§ **BRIEF**
Print out each record below, unaltered and complete, without its images.

==== RAW RECORDS

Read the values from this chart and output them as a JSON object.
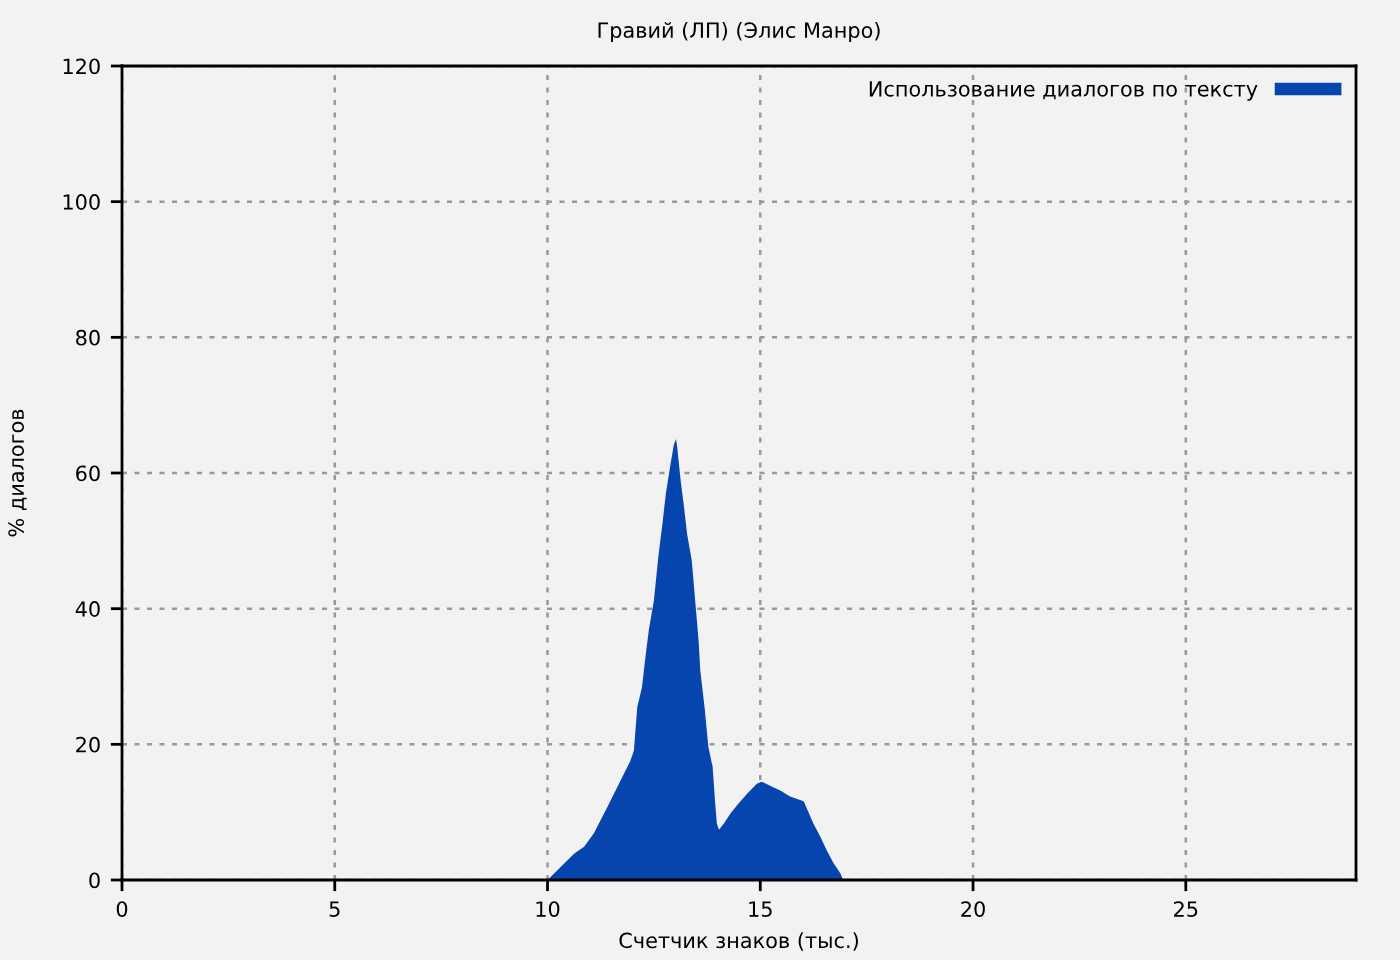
{
  "chart_data": {
    "type": "area",
    "title": "Гравий (ЛП) (Элис Манро)",
    "xlabel": "Счетчик знаков (тыс.)",
    "ylabel": "% диалогов",
    "xlim": [
      0,
      29
    ],
    "ylim": [
      0,
      120
    ],
    "xticks": [
      0,
      5,
      10,
      15,
      20,
      25
    ],
    "yticks": [
      0,
      20,
      40,
      60,
      80,
      100,
      120
    ],
    "grid": true,
    "legend": "top right",
    "series": [
      {
        "name": "Использование диалогов по тексту",
        "color": "#0645ad",
        "x": [
          10,
          10.16,
          10.63,
          10.86,
          11.09,
          11.41,
          11.72,
          11.95,
          12.03,
          12.11,
          12.22,
          12.3,
          12.38,
          12.5,
          12.61,
          12.7,
          12.78,
          12.89,
          12.97,
          13.02,
          13.05,
          13.13,
          13.2,
          13.28,
          13.39,
          13.47,
          13.55,
          13.59,
          13.69,
          13.78,
          13.88,
          13.94,
          13.98,
          14.03,
          14.14,
          14.3,
          14.45,
          14.69,
          14.92,
          15.03,
          15.23,
          15.47,
          15.7,
          16.02,
          16.09,
          16.25,
          16.41,
          16.56,
          16.72,
          16.88,
          16.95
        ],
        "values": [
          0,
          1.0,
          3.9,
          4.9,
          6.9,
          10.8,
          14.7,
          17.6,
          19.1,
          25.5,
          28.4,
          32.8,
          36.8,
          41.2,
          48.0,
          52.5,
          56.9,
          61.3,
          64.2,
          65.0,
          63.7,
          58.8,
          55.4,
          51.0,
          47.1,
          41.2,
          35.3,
          30.9,
          25.5,
          19.6,
          16.7,
          11.3,
          8.3,
          7.4,
          8.3,
          9.8,
          11.0,
          12.7,
          14.2,
          14.5,
          13.9,
          13.2,
          12.3,
          11.6,
          10.6,
          8.3,
          6.4,
          4.4,
          2.5,
          1.0,
          0
        ]
      }
    ]
  }
}
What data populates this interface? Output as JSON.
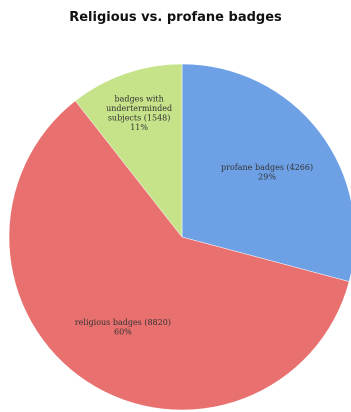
{
  "chart_data": {
    "type": "pie",
    "title": "Religious vs. profane badges",
    "slices": [
      {
        "label": "profane badges (4266)",
        "count": 4266,
        "percent_label": "29%",
        "color": "#6ea0e6"
      },
      {
        "label": "religious badges (8820)",
        "count": 8820,
        "percent_label": "60%",
        "color": "#e8706e"
      },
      {
        "label": "badges with underterminded subjects (1548)",
        "count": 1548,
        "percent_label": "11%",
        "color": "#c6e38a"
      }
    ]
  }
}
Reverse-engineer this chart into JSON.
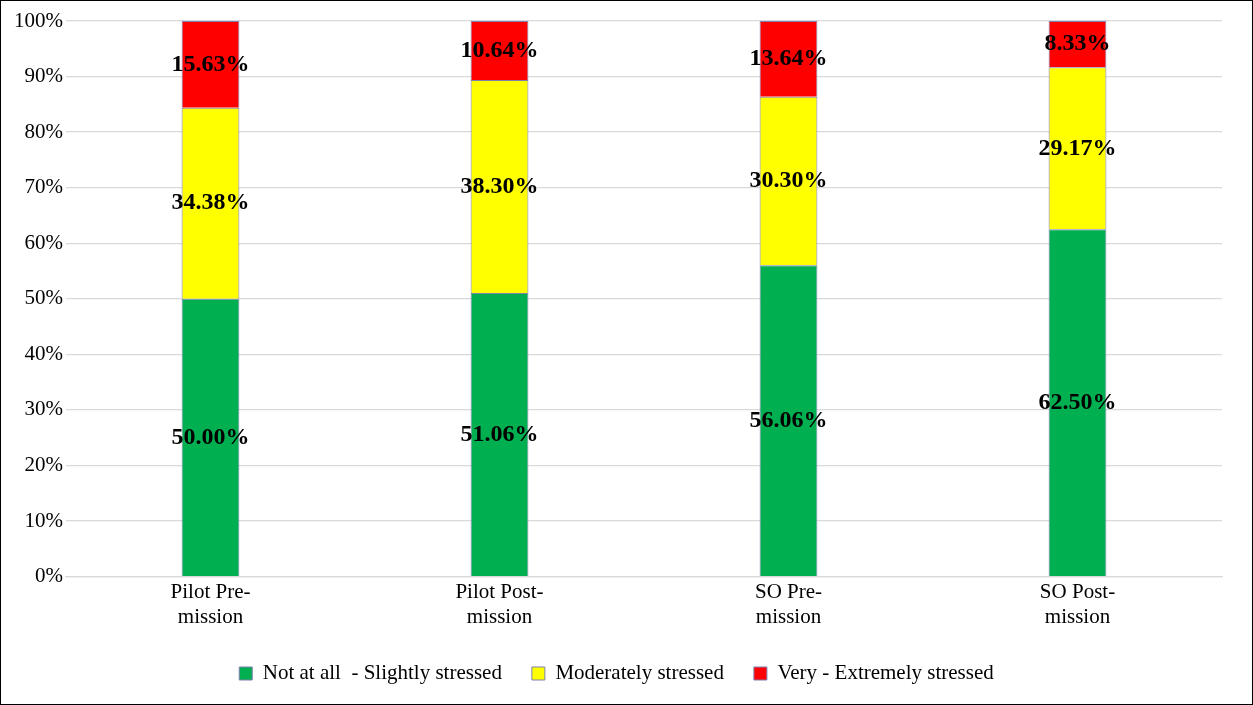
{
  "chart_data": {
    "type": "bar",
    "stacked": true,
    "categories": [
      "Pilot Pre-mission",
      "Pilot Post-mission",
      "SO Pre-mission",
      "SO Post-mission"
    ],
    "series": [
      {
        "name": "Not at all  - Slightly stressed",
        "color": "#00b050",
        "values": [
          50.0,
          51.06,
          56.06,
          62.5
        ],
        "value_labels": [
          "50.00%",
          "51.06%",
          "56.06%",
          "62.50%"
        ]
      },
      {
        "name": "Moderately stressed",
        "color": "#ffff00",
        "values": [
          34.38,
          38.3,
          30.3,
          29.17
        ],
        "value_labels": [
          "34.38%",
          "38.30%",
          "30.30%",
          "29.17%"
        ]
      },
      {
        "name": "Very - Extremely stressed",
        "color": "#ff0000",
        "values": [
          15.63,
          10.64,
          13.64,
          8.33
        ],
        "value_labels": [
          "15.63%",
          "10.64%",
          "13.64%",
          "8.33%"
        ]
      }
    ],
    "ylim": [
      0,
      100
    ],
    "yticks": [
      {
        "value": 0,
        "label": "0%"
      },
      {
        "value": 10,
        "label": "10%"
      },
      {
        "value": 20,
        "label": "20%"
      },
      {
        "value": 30,
        "label": "30%"
      },
      {
        "value": 40,
        "label": "40%"
      },
      {
        "value": 50,
        "label": "50%"
      },
      {
        "value": 60,
        "label": "60%"
      },
      {
        "value": 70,
        "label": "70%"
      },
      {
        "value": 80,
        "label": "80%"
      },
      {
        "value": 90,
        "label": "90%"
      },
      {
        "value": 100,
        "label": "100%"
      }
    ],
    "grid": "y",
    "legend": "bottom"
  }
}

========

§ **TASK SOLUTION**
Read the values from this chart and output them as a JSON object.
{
  "chart_data": {
    "type": "area",
    "title": "Гравий (ЛП) (Элис Манро)",
    "xlabel": "Счетчик знаков (тыс.)",
    "ylabel": "% диалогов",
    "xlim": [
      0,
      29
    ],
    "ylim": [
      0,
      120
    ],
    "xticks": [
      0,
      5,
      10,
      15,
      20,
      25
    ],
    "yticks": [
      0,
      20,
      40,
      60,
      80,
      100,
      120
    ],
    "grid": true,
    "legend": "top right",
    "series": [
      {
        "name": "Использование диалогов по тексту",
        "color": "#0645ad",
        "x": [
          10,
          10.16,
          10.63,
          10.86,
          11.09,
          11.41,
          11.72,
          11.95,
          12.03,
          12.11,
          12.22,
          12.3,
          12.38,
          12.5,
          12.61,
          12.7,
          12.78,
          12.89,
          12.97,
          13.02,
          13.05,
          13.13,
          13.2,
          13.28,
          13.39,
          13.47,
          13.55,
          13.59,
          13.69,
          13.78,
          13.88,
          13.94,
          13.98,
          14.03,
          14.14,
          14.3,
          14.45,
          14.69,
          14.92,
          15.03,
          15.23,
          15.47,
          15.7,
          16.02,
          16.09,
          16.25,
          16.41,
          16.56,
          16.72,
          16.88,
          16.95
        ],
        "values": [
          0,
          1.0,
          3.9,
          4.9,
          6.9,
          10.8,
          14.7,
          17.6,
          19.1,
          25.5,
          28.4,
          32.8,
          36.8,
          41.2,
          48.0,
          52.5,
          56.9,
          61.3,
          64.2,
          65.0,
          63.7,
          58.8,
          55.4,
          51.0,
          47.1,
          41.2,
          35.3,
          30.9,
          25.5,
          19.6,
          16.7,
          11.3,
          8.3,
          7.4,
          8.3,
          9.8,
          11.0,
          12.7,
          14.2,
          14.5,
          13.9,
          13.2,
          12.3,
          11.6,
          10.6,
          8.3,
          6.4,
          4.4,
          2.5,
          1.0,
          0
        ]
      }
    ]
  }
}
What data populates this interface? Output as JSON.
{
  "chart_data": {
    "type": "pie",
    "title": "Religious vs. profane badges",
    "slices": [
      {
        "label": "profane badges (4266)",
        "count": 4266,
        "percent_label": "29%",
        "color": "#6ea0e6"
      },
      {
        "label": "religious badges (8820)",
        "count": 8820,
        "percent_label": "60%",
        "color": "#e8706e"
      },
      {
        "label": "badges with underterminded subjects (1548)",
        "count": 1548,
        "percent_label": "11%",
        "color": "#c6e38a"
      }
    ]
  }
}
Reverse-engineer this chart into JSON.
{
  "chart_data": {
    "type": "bar",
    "stacked": true,
    "categories": [
      "Pilot Pre-mission",
      "Pilot Post-mission",
      "SO Pre-mission",
      "SO Post-mission"
    ],
    "series": [
      {
        "name": "Not at all  - Slightly stressed",
        "color": "#00b050",
        "values": [
          50.0,
          51.06,
          56.06,
          62.5
        ],
        "value_labels": [
          "50.00%",
          "51.06%",
          "56.06%",
          "62.50%"
        ]
      },
      {
        "name": "Moderately stressed",
        "color": "#ffff00",
        "values": [
          34.38,
          38.3,
          30.3,
          29.17
        ],
        "value_labels": [
          "34.38%",
          "38.30%",
          "30.30%",
          "29.17%"
        ]
      },
      {
        "name": "Very - Extremely stressed",
        "color": "#ff0000",
        "values": [
          15.63,
          10.64,
          13.64,
          8.33
        ],
        "value_labels": [
          "15.63%",
          "10.64%",
          "13.64%",
          "8.33%"
        ]
      }
    ],
    "ylim": [
      0,
      100
    ],
    "yticks": [
      {
        "value": 0,
        "label": "0%"
      },
      {
        "value": 10,
        "label": "10%"
      },
      {
        "value": 20,
        "label": "20%"
      },
      {
        "value": 30,
        "label": "30%"
      },
      {
        "value": 40,
        "label": "40%"
      },
      {
        "value": 50,
        "label": "50%"
      },
      {
        "value": 60,
        "label": "60%"
      },
      {
        "value": 70,
        "label": "70%"
      },
      {
        "value": 80,
        "label": "80%"
      },
      {
        "value": 90,
        "label": "90%"
      },
      {
        "value": 100,
        "label": "100%"
      }
    ],
    "grid": "y",
    "legend": "bottom"
  }
}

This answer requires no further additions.